- What you are asked to do:
Copy out all lines of the records in which the word "sustainable" appears.

Stored records
━━━━━━━━━━━━━━━━━━━━

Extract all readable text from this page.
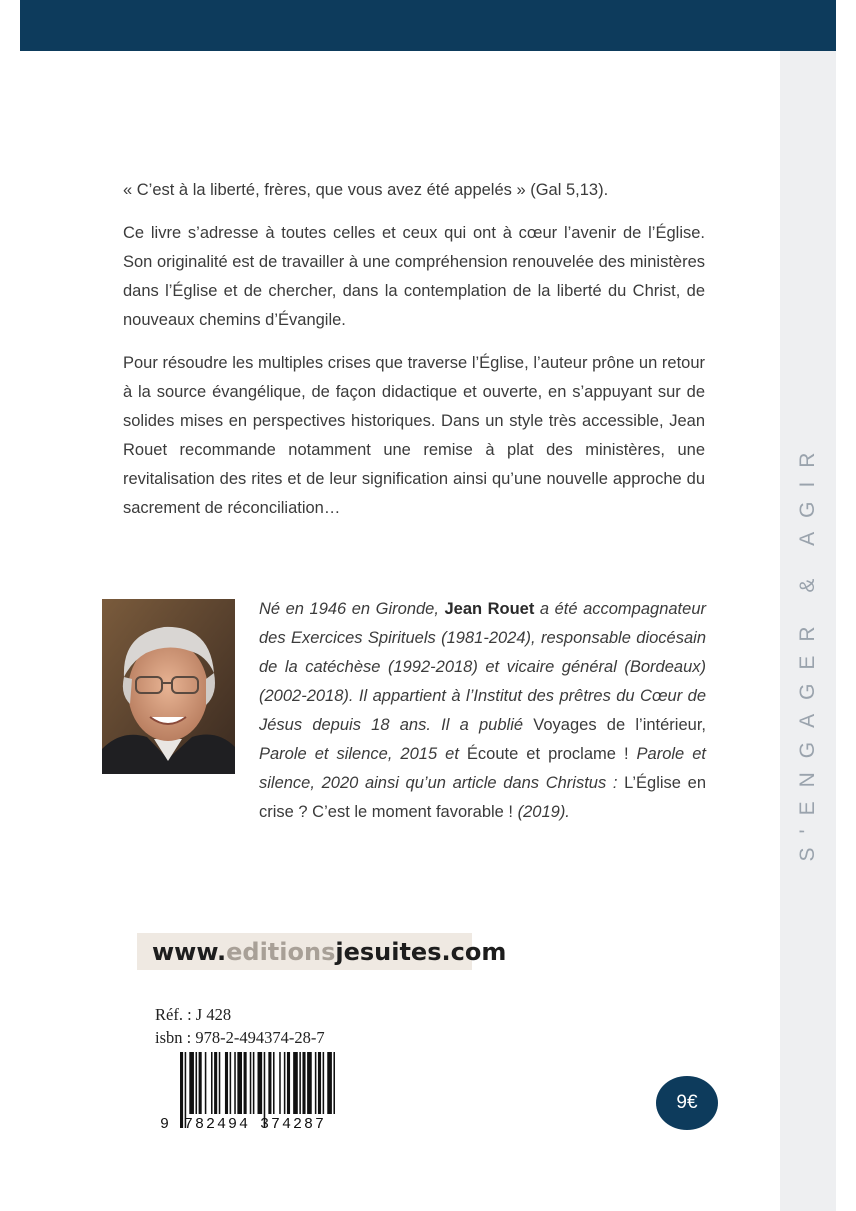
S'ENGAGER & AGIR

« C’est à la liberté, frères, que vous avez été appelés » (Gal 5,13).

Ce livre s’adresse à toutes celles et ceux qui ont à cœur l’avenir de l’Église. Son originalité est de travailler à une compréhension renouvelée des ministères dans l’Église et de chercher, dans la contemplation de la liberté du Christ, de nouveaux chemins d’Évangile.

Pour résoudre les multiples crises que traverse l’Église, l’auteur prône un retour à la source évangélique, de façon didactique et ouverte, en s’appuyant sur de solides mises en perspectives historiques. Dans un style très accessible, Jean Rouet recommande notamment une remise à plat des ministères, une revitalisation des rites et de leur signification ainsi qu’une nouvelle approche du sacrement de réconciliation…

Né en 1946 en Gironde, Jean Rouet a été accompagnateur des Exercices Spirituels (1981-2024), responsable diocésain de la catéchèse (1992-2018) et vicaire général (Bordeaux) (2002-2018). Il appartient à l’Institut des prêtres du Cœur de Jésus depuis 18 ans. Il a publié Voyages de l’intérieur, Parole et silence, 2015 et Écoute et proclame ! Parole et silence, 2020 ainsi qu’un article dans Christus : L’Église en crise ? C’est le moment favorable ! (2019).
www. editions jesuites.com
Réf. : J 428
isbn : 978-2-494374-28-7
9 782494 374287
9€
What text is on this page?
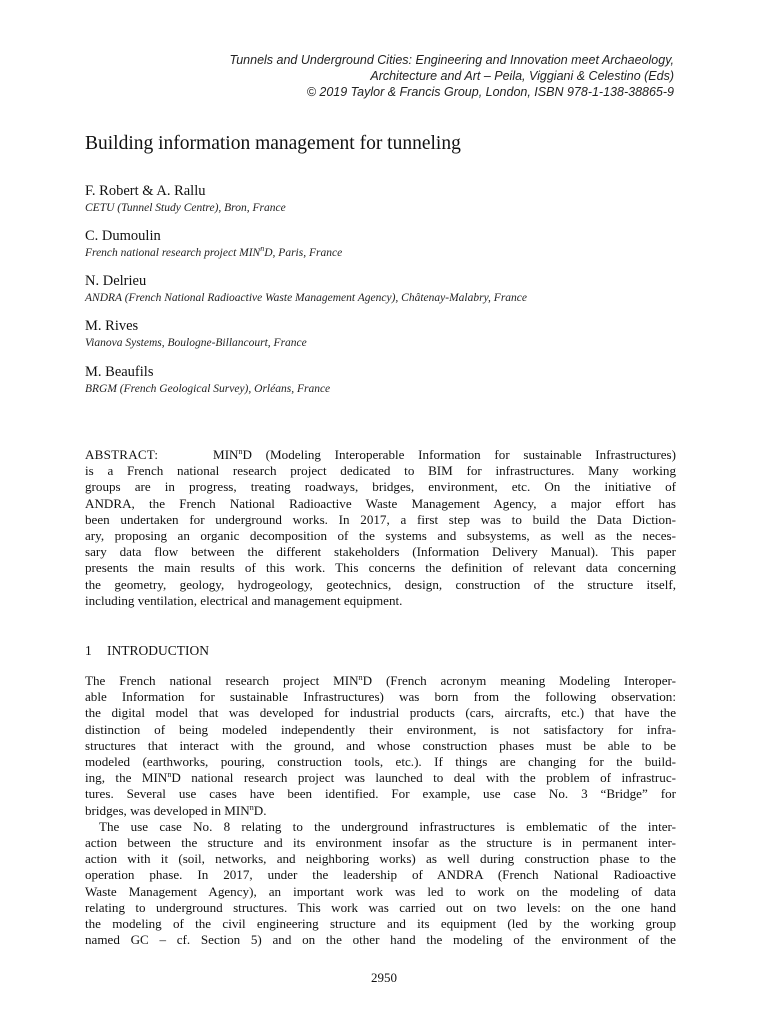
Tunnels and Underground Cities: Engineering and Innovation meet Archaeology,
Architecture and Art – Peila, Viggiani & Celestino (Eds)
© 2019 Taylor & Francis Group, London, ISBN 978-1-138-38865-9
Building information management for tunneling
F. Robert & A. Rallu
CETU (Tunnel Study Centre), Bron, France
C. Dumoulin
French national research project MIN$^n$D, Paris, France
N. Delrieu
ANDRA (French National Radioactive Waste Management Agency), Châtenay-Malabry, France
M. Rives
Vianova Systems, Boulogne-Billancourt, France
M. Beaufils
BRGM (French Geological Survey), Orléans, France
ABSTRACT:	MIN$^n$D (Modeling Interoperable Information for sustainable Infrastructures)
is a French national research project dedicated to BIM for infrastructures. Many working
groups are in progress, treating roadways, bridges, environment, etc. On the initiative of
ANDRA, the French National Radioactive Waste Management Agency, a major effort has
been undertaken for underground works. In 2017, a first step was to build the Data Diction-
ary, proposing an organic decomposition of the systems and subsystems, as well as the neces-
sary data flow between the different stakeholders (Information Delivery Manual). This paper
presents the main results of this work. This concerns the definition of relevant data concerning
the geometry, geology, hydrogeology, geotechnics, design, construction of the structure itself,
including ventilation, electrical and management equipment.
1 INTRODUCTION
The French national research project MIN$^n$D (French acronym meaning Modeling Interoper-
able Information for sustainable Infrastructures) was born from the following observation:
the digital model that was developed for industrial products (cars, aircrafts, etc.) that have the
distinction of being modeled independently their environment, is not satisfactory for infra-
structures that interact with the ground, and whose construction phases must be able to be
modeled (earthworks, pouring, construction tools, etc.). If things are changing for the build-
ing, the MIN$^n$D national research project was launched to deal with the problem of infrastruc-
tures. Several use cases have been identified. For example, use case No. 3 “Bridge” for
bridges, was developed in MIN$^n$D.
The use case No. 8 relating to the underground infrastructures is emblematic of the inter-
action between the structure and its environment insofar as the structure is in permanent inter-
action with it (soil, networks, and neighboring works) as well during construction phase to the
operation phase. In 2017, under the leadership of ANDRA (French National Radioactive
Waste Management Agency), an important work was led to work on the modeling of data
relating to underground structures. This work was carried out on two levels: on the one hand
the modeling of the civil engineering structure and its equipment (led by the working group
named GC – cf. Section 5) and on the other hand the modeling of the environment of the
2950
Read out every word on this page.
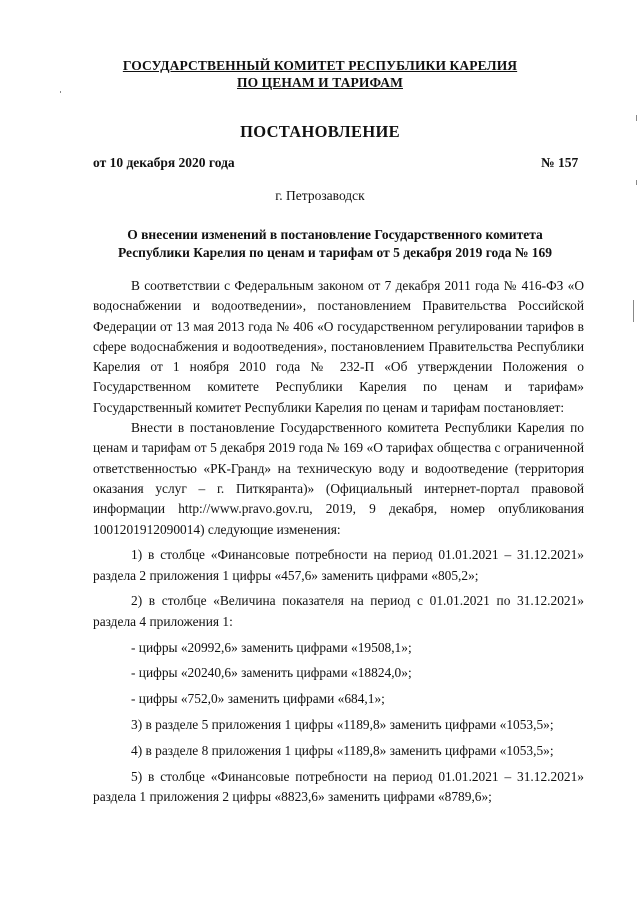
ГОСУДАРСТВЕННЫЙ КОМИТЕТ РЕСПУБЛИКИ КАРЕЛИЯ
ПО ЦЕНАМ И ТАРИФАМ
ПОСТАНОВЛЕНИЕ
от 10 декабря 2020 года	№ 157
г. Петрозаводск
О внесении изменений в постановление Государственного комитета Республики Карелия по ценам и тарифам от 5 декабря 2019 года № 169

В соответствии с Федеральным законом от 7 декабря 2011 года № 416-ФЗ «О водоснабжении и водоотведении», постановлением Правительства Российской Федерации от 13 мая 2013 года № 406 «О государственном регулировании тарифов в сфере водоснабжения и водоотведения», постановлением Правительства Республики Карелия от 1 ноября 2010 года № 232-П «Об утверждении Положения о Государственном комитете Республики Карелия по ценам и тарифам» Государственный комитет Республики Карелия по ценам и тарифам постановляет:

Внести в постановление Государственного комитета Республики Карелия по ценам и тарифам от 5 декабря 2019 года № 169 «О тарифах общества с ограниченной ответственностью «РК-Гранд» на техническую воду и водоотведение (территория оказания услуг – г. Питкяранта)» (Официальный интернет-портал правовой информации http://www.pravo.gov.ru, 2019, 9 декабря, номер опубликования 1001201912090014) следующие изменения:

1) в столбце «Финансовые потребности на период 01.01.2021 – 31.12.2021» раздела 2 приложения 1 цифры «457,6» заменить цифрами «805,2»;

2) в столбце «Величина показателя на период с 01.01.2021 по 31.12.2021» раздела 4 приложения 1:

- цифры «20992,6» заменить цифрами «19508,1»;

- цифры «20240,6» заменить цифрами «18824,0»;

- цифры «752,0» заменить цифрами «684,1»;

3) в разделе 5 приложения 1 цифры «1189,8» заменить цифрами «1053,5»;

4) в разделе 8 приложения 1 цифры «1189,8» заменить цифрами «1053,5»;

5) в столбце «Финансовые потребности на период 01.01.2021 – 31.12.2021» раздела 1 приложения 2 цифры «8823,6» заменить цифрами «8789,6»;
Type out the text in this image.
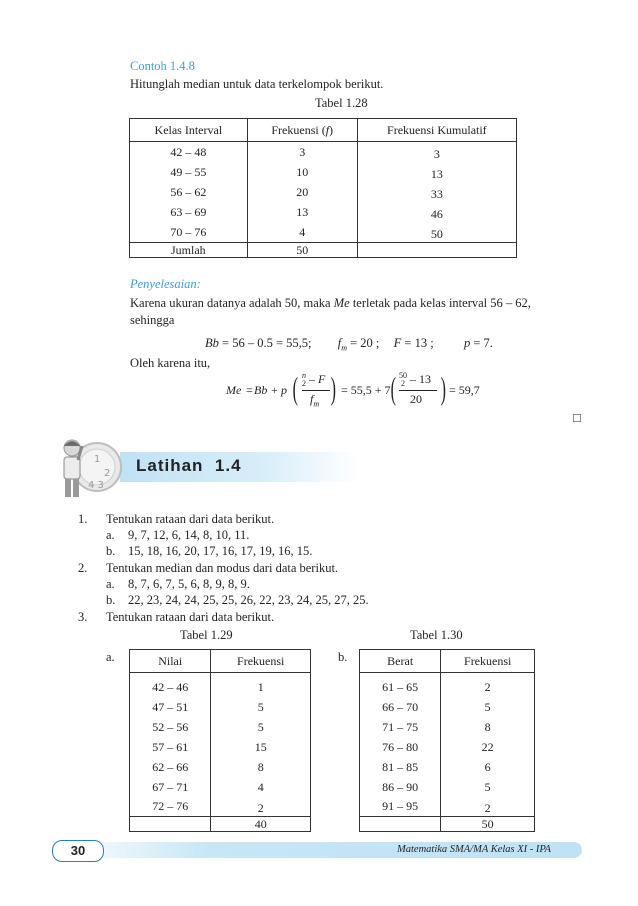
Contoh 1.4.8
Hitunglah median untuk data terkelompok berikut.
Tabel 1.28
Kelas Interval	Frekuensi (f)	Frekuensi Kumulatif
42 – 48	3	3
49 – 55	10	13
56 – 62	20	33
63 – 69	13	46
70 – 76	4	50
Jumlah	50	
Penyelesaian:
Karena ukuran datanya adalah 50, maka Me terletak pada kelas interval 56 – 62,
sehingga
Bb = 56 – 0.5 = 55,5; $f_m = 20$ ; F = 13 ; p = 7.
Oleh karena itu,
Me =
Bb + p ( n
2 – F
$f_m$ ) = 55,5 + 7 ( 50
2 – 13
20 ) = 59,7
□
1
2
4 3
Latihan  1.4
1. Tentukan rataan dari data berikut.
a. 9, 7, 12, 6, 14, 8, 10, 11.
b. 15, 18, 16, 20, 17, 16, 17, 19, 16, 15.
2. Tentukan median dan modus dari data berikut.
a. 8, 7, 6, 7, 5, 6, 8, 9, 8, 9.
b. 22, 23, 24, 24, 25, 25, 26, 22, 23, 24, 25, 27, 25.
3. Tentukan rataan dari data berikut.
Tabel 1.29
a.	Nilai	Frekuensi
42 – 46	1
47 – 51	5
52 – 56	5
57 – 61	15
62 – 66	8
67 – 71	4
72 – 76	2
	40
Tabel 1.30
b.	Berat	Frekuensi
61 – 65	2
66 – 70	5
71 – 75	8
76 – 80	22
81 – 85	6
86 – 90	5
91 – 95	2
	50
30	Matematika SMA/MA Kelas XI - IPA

━━━━━━━━━━━━━━━━━━━━

- Correct response:
ABSTRACT:	MIN$^n$D (Modeling Interoperable Information for sustainable Infrastructures)
able Information for sustainable Infrastructures) was born from the following observation:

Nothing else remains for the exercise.